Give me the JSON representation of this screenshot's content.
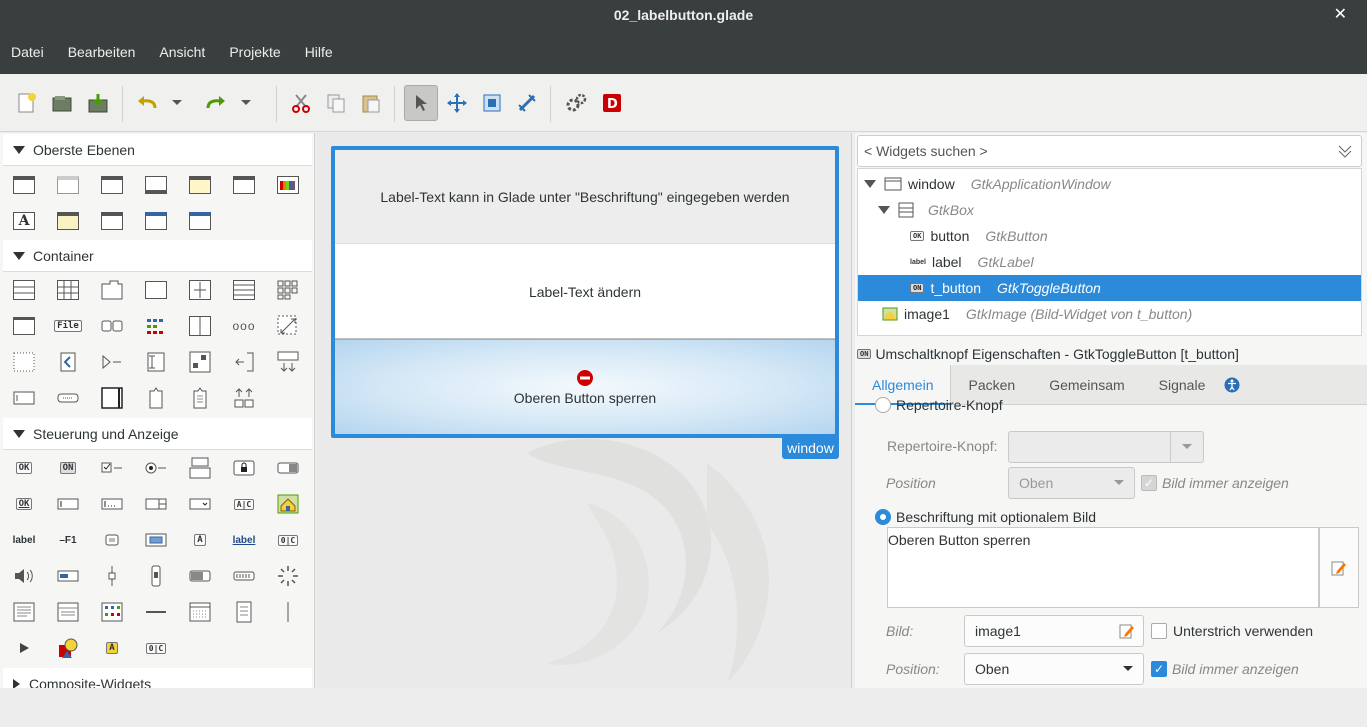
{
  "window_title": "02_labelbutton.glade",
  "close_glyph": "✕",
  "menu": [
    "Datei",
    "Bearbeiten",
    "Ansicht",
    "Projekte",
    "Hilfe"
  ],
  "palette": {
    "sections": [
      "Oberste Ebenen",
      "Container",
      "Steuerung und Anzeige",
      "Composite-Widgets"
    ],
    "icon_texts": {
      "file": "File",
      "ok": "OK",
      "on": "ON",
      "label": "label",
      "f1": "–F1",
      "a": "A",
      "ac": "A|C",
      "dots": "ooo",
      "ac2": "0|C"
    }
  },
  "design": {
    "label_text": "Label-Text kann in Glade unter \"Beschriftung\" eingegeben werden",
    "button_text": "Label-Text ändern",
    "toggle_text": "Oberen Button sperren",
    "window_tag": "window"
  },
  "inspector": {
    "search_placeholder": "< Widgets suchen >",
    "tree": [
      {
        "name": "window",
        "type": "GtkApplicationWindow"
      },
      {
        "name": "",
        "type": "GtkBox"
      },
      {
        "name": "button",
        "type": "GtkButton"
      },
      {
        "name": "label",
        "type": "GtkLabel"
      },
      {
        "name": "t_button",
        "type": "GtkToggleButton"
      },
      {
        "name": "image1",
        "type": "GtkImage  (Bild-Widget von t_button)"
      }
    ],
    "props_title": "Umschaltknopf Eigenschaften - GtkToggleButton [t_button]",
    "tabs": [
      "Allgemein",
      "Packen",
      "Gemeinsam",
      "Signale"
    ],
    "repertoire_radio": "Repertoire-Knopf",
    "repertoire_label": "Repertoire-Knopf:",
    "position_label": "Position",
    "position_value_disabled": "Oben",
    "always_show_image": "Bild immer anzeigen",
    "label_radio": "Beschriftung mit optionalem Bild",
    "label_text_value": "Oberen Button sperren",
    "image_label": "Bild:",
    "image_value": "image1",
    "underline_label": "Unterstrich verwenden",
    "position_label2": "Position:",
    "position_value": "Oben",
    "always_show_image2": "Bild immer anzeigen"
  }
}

--

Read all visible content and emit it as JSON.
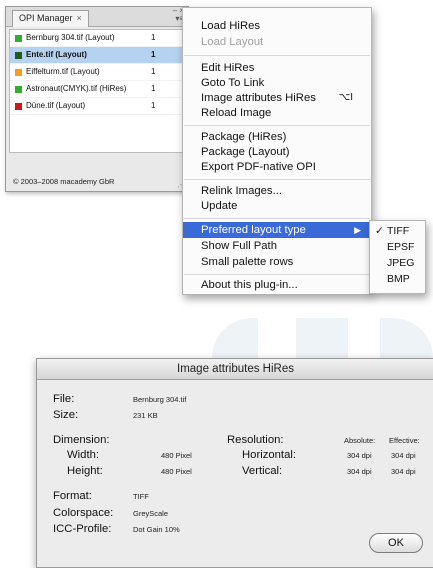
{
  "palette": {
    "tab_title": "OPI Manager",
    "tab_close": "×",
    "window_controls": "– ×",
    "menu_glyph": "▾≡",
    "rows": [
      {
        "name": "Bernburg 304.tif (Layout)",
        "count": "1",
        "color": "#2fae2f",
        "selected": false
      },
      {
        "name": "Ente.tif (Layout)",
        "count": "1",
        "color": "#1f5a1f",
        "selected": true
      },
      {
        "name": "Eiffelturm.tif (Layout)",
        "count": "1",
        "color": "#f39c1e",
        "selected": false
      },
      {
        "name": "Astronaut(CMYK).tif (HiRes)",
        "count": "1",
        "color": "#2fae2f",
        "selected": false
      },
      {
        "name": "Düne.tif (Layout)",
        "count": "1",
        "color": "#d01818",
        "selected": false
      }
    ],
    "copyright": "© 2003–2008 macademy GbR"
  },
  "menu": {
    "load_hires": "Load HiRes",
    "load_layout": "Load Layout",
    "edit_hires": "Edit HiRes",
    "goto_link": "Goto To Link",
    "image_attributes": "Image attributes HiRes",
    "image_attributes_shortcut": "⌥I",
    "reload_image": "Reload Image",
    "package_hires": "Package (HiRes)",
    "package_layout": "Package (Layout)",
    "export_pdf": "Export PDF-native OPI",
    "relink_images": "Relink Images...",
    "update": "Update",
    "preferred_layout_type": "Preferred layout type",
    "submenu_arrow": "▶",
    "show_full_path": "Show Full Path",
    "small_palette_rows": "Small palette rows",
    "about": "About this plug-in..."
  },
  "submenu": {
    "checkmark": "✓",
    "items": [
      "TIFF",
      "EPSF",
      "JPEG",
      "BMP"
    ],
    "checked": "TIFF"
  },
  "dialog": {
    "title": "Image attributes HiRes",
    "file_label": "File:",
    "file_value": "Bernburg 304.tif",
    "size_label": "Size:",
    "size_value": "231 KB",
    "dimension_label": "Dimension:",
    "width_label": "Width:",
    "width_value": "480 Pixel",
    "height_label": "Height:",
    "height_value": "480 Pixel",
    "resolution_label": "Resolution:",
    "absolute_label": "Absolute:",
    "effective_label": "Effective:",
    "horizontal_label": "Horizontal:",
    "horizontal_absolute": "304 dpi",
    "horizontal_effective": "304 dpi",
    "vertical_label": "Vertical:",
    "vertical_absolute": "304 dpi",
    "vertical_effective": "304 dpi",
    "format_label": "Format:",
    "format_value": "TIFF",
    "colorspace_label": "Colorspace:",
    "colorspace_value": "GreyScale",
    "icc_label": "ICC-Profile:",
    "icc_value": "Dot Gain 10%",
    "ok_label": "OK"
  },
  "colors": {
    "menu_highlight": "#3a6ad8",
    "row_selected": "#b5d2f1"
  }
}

--

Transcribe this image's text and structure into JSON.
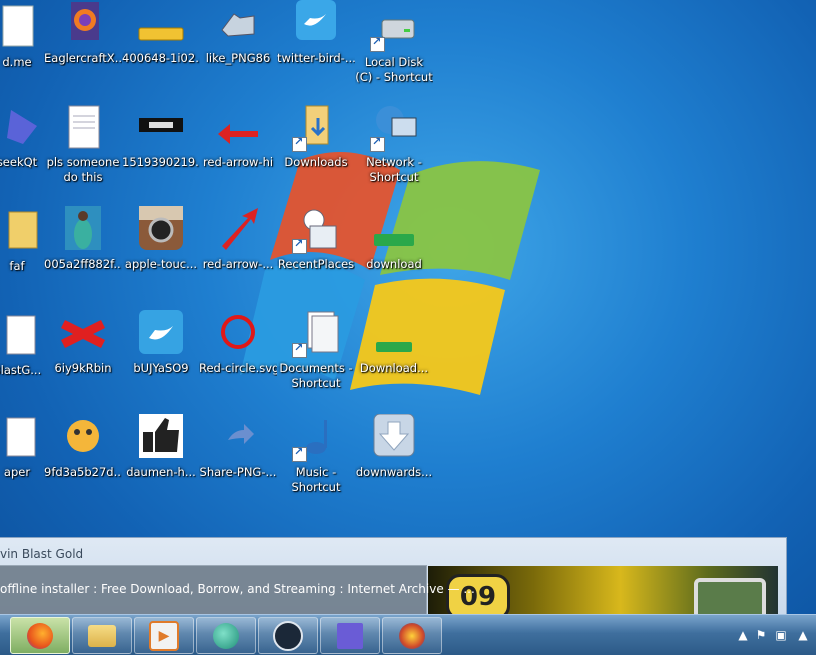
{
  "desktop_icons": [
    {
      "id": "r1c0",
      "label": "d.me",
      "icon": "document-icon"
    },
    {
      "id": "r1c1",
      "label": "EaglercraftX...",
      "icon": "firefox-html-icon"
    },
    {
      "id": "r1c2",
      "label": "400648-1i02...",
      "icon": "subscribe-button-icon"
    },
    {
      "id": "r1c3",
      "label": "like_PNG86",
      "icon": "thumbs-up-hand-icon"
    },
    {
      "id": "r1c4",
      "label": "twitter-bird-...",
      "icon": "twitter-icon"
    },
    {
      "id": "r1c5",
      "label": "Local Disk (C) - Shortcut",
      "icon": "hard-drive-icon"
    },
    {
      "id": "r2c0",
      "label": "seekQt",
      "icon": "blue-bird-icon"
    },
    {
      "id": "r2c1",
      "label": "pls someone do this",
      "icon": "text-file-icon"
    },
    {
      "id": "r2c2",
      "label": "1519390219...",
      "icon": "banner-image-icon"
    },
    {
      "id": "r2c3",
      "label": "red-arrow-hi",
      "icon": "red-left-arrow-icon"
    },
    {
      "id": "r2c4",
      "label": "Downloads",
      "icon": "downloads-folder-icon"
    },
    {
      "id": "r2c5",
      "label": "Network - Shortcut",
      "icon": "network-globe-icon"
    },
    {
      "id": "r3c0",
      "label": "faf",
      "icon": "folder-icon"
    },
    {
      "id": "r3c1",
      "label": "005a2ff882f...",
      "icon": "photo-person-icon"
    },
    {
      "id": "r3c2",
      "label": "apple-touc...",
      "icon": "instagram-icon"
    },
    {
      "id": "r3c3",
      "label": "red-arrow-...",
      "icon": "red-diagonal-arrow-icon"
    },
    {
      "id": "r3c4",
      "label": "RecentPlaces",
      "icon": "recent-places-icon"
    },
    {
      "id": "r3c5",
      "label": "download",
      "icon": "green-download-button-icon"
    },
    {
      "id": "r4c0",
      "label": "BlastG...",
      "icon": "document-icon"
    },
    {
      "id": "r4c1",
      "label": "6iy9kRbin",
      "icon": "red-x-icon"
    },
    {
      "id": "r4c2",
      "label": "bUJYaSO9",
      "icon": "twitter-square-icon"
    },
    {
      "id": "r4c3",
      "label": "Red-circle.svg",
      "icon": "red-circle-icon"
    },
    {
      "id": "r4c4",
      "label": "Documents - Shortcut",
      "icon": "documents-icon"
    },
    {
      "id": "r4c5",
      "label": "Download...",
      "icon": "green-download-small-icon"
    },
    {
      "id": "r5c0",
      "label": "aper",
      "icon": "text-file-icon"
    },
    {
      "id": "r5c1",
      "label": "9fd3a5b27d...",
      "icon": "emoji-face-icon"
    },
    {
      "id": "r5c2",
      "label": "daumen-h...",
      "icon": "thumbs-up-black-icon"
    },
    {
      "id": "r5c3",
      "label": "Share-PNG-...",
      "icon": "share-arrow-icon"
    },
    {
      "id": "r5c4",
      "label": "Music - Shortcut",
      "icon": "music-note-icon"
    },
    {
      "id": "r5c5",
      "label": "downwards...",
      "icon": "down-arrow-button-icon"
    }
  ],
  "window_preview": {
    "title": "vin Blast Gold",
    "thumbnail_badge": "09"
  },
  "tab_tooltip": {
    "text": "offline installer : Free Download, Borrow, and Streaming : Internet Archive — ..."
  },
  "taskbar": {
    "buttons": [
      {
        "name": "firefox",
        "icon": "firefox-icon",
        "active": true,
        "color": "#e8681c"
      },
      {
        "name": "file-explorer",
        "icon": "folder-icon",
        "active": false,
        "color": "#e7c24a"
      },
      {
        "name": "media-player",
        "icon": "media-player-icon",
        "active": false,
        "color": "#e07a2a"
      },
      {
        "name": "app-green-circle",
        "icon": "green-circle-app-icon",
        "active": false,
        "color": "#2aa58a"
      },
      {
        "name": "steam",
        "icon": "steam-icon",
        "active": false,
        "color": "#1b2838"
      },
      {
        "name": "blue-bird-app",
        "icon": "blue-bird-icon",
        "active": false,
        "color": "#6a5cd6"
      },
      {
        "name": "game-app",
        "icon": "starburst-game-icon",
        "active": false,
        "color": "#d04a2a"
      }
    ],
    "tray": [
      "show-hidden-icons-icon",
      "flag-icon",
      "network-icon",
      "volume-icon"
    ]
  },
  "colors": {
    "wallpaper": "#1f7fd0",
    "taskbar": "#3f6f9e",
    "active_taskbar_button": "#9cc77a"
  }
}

__Required work__. Search the records above for the string "Pixel". Copy every line that contains it.

__Full output__.
    "width_value": "480 Pixel",
    "height_value": "480 Pixel",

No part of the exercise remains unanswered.